[Exercise prompt]
Report back each line of the records that contains the string "CERES".

[Records from a collection of figures]
[Begin]

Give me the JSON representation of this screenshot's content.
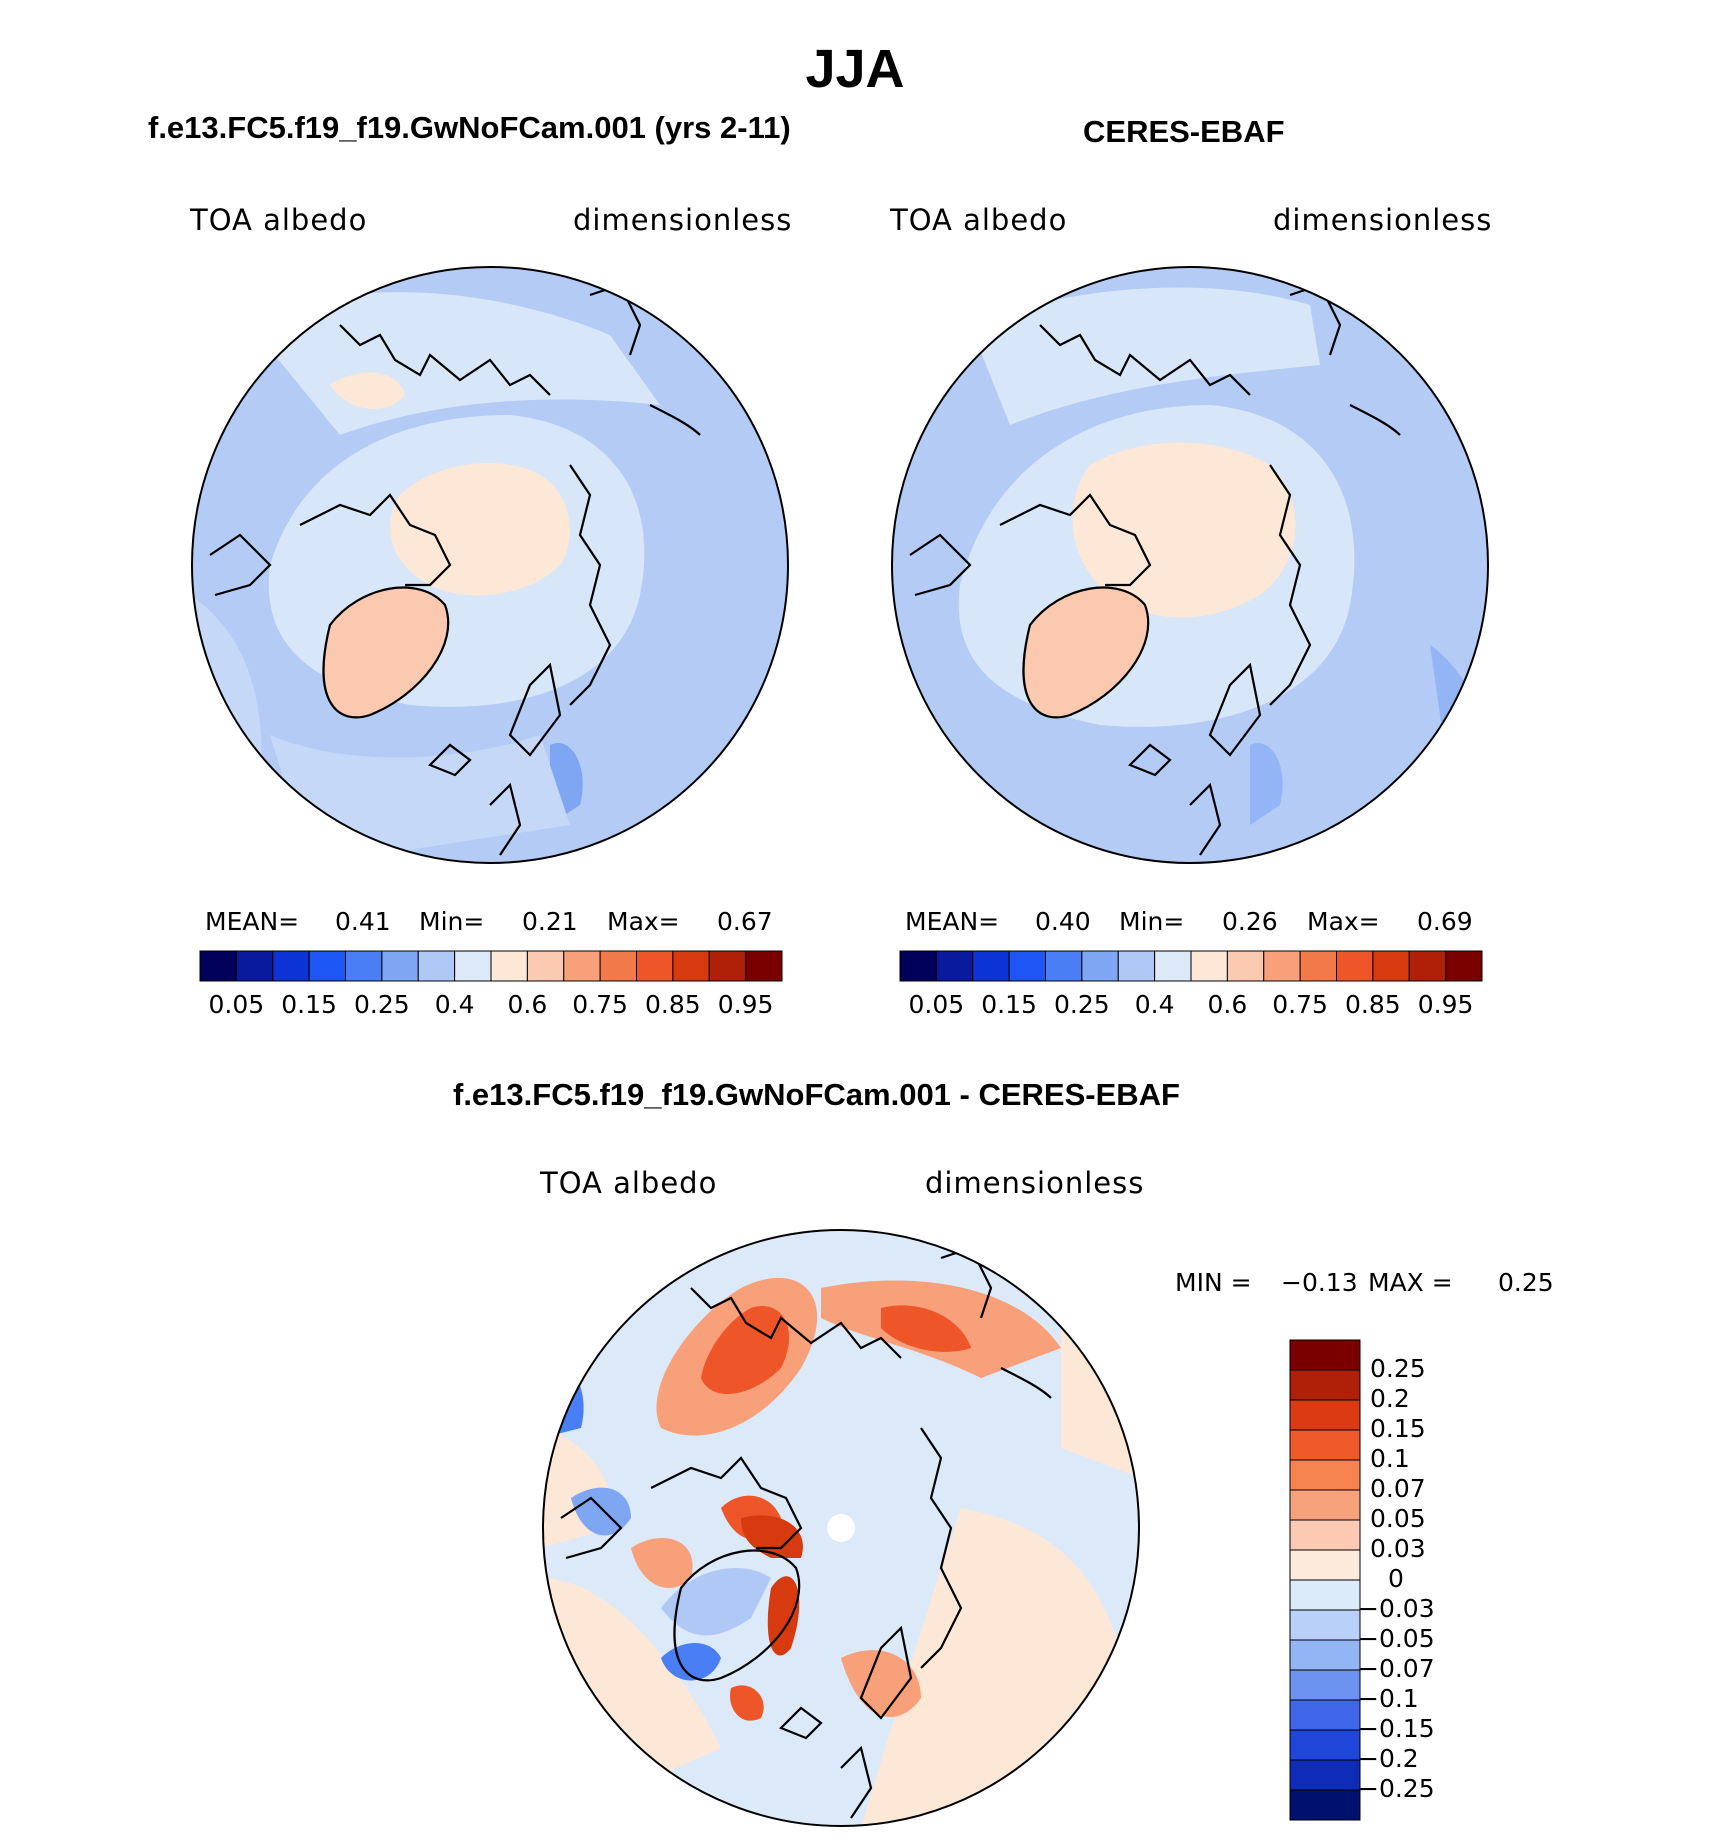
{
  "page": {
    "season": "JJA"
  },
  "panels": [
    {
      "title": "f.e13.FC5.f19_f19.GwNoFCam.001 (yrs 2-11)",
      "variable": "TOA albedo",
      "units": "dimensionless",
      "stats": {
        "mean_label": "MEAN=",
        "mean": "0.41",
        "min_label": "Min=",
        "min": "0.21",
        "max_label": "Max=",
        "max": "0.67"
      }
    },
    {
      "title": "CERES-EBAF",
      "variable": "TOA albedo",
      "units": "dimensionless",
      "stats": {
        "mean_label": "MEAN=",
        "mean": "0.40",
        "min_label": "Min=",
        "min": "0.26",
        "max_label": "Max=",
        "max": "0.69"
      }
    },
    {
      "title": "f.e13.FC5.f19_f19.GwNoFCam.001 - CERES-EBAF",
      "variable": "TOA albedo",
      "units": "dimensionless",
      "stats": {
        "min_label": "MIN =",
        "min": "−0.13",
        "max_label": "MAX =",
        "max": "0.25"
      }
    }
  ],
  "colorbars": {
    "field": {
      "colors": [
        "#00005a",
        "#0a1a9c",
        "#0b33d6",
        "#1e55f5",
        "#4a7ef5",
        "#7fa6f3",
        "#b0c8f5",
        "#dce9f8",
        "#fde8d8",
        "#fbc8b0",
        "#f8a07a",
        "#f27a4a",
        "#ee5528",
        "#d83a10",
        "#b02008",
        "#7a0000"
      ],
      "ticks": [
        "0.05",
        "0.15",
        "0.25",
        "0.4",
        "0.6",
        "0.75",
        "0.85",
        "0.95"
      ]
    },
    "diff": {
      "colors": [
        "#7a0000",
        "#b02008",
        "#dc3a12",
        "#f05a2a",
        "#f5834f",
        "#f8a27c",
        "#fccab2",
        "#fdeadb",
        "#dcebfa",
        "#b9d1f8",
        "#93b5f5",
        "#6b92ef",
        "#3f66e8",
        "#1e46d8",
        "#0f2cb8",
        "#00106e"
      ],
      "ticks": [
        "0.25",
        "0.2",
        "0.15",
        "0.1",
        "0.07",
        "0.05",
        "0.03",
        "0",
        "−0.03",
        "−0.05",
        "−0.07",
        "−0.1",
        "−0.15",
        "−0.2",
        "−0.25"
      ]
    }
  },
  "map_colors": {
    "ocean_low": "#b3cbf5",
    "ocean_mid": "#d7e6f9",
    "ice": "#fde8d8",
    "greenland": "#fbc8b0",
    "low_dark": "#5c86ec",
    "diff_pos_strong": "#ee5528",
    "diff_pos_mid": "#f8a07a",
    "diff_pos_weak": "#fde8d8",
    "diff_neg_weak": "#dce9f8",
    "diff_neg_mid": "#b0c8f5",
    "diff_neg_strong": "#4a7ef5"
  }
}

[End]

[Solution to the exercise]
      "title": "CERES-EBAF",
      "title": "f.e13.FC5.f19_f19.GwNoFCam.001 - CERES-EBAF",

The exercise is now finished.